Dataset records
..........

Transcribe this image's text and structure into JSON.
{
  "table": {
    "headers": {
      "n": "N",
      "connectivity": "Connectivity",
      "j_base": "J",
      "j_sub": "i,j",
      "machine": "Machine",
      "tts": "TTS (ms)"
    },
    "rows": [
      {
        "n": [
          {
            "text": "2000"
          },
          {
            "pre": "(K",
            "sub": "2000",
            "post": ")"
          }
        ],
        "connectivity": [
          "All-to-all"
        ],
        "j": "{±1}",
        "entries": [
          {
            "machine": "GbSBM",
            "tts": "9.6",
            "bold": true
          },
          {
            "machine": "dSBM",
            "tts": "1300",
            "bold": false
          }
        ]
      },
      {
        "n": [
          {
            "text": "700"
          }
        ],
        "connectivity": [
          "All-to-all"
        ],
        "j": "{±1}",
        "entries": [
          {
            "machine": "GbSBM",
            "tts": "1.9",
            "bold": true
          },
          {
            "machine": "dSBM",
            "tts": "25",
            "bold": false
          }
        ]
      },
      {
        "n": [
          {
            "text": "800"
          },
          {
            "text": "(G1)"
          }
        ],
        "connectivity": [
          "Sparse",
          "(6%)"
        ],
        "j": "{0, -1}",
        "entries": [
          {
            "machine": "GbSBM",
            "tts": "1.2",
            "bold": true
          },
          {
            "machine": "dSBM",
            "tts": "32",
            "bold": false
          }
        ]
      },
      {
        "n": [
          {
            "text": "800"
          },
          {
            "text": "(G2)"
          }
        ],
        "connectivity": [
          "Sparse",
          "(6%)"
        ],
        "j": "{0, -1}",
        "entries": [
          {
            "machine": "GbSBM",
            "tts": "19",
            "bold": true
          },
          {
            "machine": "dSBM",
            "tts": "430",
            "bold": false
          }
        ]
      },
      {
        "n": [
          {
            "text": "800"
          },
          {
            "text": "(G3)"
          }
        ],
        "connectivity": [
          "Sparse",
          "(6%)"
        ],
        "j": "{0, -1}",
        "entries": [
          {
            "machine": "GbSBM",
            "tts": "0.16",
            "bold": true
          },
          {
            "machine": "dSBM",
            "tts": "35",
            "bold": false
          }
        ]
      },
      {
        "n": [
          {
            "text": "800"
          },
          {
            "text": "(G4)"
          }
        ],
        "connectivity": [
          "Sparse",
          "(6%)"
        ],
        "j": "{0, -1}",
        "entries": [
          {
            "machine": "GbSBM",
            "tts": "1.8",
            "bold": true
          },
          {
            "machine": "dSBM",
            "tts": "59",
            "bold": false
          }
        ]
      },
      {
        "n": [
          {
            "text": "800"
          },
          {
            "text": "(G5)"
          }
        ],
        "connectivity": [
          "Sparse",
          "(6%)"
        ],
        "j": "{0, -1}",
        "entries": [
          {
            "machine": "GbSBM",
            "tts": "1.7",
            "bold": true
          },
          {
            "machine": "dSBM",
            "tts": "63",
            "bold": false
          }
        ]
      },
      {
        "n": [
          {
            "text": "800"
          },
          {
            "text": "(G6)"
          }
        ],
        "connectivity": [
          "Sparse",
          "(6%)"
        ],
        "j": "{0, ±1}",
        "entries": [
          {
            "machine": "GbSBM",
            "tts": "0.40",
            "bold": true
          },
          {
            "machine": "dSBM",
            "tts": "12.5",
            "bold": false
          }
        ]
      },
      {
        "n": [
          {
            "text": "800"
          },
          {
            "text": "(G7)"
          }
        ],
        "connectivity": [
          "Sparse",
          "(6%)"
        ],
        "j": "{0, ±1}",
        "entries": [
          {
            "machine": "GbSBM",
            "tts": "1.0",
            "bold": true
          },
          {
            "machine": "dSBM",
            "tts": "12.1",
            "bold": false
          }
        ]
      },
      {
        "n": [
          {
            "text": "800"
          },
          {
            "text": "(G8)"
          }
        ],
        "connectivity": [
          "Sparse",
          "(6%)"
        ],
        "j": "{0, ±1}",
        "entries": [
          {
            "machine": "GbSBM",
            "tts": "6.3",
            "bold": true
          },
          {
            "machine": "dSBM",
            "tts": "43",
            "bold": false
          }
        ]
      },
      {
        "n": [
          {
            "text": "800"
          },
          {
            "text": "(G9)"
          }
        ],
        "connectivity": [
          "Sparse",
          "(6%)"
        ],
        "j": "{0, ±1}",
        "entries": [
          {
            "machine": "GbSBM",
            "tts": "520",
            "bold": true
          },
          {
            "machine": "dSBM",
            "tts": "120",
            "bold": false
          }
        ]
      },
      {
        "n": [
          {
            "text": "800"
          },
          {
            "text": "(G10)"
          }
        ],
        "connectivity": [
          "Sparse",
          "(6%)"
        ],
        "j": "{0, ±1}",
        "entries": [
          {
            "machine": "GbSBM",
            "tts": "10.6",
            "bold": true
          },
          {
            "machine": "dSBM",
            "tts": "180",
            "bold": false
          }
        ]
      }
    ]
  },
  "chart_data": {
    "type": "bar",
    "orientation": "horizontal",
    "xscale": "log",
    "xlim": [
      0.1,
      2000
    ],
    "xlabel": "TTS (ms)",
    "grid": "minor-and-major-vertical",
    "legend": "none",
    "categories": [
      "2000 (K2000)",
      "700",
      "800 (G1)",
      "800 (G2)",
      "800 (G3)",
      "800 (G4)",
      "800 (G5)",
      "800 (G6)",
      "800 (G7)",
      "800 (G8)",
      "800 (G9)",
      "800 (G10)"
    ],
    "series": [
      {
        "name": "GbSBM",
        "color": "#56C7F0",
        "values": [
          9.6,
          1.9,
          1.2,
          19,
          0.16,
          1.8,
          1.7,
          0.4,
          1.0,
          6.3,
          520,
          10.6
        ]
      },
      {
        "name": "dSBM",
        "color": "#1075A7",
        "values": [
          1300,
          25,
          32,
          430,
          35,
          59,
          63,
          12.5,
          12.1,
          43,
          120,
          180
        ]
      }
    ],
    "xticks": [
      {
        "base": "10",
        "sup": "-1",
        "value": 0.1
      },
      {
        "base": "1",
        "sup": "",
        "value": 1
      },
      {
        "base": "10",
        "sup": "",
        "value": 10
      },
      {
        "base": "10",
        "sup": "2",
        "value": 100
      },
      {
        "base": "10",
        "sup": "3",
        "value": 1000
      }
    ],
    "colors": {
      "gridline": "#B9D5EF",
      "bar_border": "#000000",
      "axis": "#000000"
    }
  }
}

..........

### PROBLEM TO WORK ON
Type out the entries again, word for word.

### WORKED SOLUTION
Transcribe this image's text and structure into JSON.
{
  "table": {
    "headers": {
      "n": "N",
      "connectivity": "Connectivity",
      "j_base": "J",
      "j_sub": "i,j",
      "machine": "Machine",
      "tts": "TTS (ms)"
    },
    "rows": [
      {
        "n": [
          {
            "text": "2000"
          },
          {
            "pre": "(K",
            "sub": "2000",
            "post": ")"
          }
        ],
        "connectivity": [
          "All-to-all"
        ],
        "j": "{±1}",
        "entries": [
          {
            "machine": "GbSBM",
            "tts": "9.6",
            "bold": true
          },
          {
            "machine": "dSBM",
            "tts": "1300",
            "bold": false
          }
        ]
      },
      {
        "n": [
          {
            "text": "700"
          }
        ],
        "connectivity": [
          "All-to-all"
        ],
        "j": "{±1}",
        "entries": [
          {
            "machine": "GbSBM",
            "tts": "1.9",
            "bold": true
          },
          {
            "machine": "dSBM",
            "tts": "25",
            "bold": false
          }
        ]
      },
      {
        "n": [
          {
            "text": "800"
          },
          {
            "text": "(G1)"
          }
        ],
        "connectivity": [
          "Sparse",
          "(6%)"
        ],
        "j": "{0, -1}",
        "entries": [
          {
            "machine": "GbSBM",
            "tts": "1.2",
            "bold": true
          },
          {
            "machine": "dSBM",
            "tts": "32",
            "bold": false
          }
        ]
      },
      {
        "n": [
          {
            "text": "800"
          },
          {
            "text": "(G2)"
          }
        ],
        "connectivity": [
          "Sparse",
          "(6%)"
        ],
        "j": "{0, -1}",
        "entries": [
          {
            "machine": "GbSBM",
            "tts": "19",
            "bold": true
          },
          {
            "machine": "dSBM",
            "tts": "430",
            "bold": false
          }
        ]
      },
      {
        "n": [
          {
            "text": "800"
          },
          {
            "text": "(G3)"
          }
        ],
        "connectivity": [
          "Sparse",
          "(6%)"
        ],
        "j": "{0, -1}",
        "entries": [
          {
            "machine": "GbSBM",
            "tts": "0.16",
            "bold": true
          },
          {
            "machine": "dSBM",
            "tts": "35",
            "bold": false
          }
        ]
      },
      {
        "n": [
          {
            "text": "800"
          },
          {
            "text": "(G4)"
          }
        ],
        "connectivity": [
          "Sparse",
          "(6%)"
        ],
        "j": "{0, -1}",
        "entries": [
          {
            "machine": "GbSBM",
            "tts": "1.8",
            "bold": true
          },
          {
            "machine": "dSBM",
            "tts": "59",
            "bold": false
          }
        ]
      },
      {
        "n": [
          {
            "text": "800"
          },
          {
            "text": "(G5)"
          }
        ],
        "connectivity": [
          "Sparse",
          "(6%)"
        ],
        "j": "{0, -1}",
        "entries": [
          {
            "machine": "GbSBM",
            "tts": "1.7",
            "bold": true
          },
          {
            "machine": "dSBM",
            "tts": "63",
            "bold": false
          }
        ]
      },
      {
        "n": [
          {
            "text": "800"
          },
          {
            "text": "(G6)"
          }
        ],
        "connectivity": [
          "Sparse",
          "(6%)"
        ],
        "j": "{0, ±1}",
        "entries": [
          {
            "machine": "GbSBM",
            "tts": "0.40",
            "bold": true
          },
          {
            "machine": "dSBM",
            "tts": "12.5",
            "bold": false
          }
        ]
      },
      {
        "n": [
          {
            "text": "800"
          },
          {
            "text": "(G7)"
          }
        ],
        "connectivity": [
          "Sparse",
          "(6%)"
        ],
        "j": "{0, ±1}",
        "entries": [
          {
            "machine": "GbSBM",
            "tts": "1.0",
            "bold": true
          },
          {
            "machine": "dSBM",
            "tts": "12.1",
            "bold": false
          }
        ]
      },
      {
        "n": [
          {
            "text": "800"
          },
          {
            "text": "(G8)"
          }
        ],
        "connectivity": [
          "Sparse",
          "(6%)"
        ],
        "j": "{0, ±1}",
        "entries": [
          {
            "machine": "GbSBM",
            "tts": "6.3",
            "bold": true
          },
          {
            "machine": "dSBM",
            "tts": "43",
            "bold": false
          }
        ]
      },
      {
        "n": [
          {
            "text": "800"
          },
          {
            "text": "(G9)"
          }
        ],
        "connectivity": [
          "Sparse",
          "(6%)"
        ],
        "j": "{0, ±1}",
        "entries": [
          {
            "machine": "GbSBM",
            "tts": "520",
            "bold": true
          },
          {
            "machine": "dSBM",
            "tts": "120",
            "bold": false
          }
        ]
      },
      {
        "n": [
          {
            "text": "800"
          },
          {
            "text": "(G10)"
          }
        ],
        "connectivity": [
          "Sparse",
          "(6%)"
        ],
        "j": "{0, ±1}",
        "entries": [
          {
            "machine": "GbSBM",
            "tts": "10.6",
            "bold": true
          },
          {
            "machine": "dSBM",
            "tts": "180",
            "bold": false
          }
        ]
      }
    ]
  },
  "chart_data": {
    "type": "bar",
    "orientation": "horizontal",
    "xscale": "log",
    "xlim": [
      0.1,
      2000
    ],
    "xlabel": "TTS (ms)",
    "grid": "minor-and-major-vertical",
    "legend": "none",
    "categories": [
      "2000 (K2000)",
      "700",
      "800 (G1)",
      "800 (G2)",
      "800 (G3)",
      "800 (G4)",
      "800 (G5)",
      "800 (G6)",
      "800 (G7)",
      "800 (G8)",
      "800 (G9)",
      "800 (G10)"
    ],
    "series": [
      {
        "name": "GbSBM",
        "color": "#56C7F0",
        "values": [
          9.6,
          1.9,
          1.2,
          19,
          0.16,
          1.8,
          1.7,
          0.4,
          1.0,
          6.3,
          520,
          10.6
        ]
      },
      {
        "name": "dSBM",
        "color": "#1075A7",
        "values": [
          1300,
          25,
          32,
          430,
          35,
          59,
          63,
          12.5,
          12.1,
          43,
          120,
          180
        ]
      }
    ],
    "xticks": [
      {
        "base": "10",
        "sup": "-1",
        "value": 0.1
      },
      {
        "base": "1",
        "sup": "",
        "value": 1
      },
      {
        "base": "10",
        "sup": "",
        "value": 10
      },
      {
        "base": "10",
        "sup": "2",
        "value": 100
      },
      {
        "base": "10",
        "sup": "3",
        "value": 1000
      }
    ],
    "colors": {
      "gridline": "#B9D5EF",
      "bar_border": "#000000",
      "axis": "#000000"
    }
  }
}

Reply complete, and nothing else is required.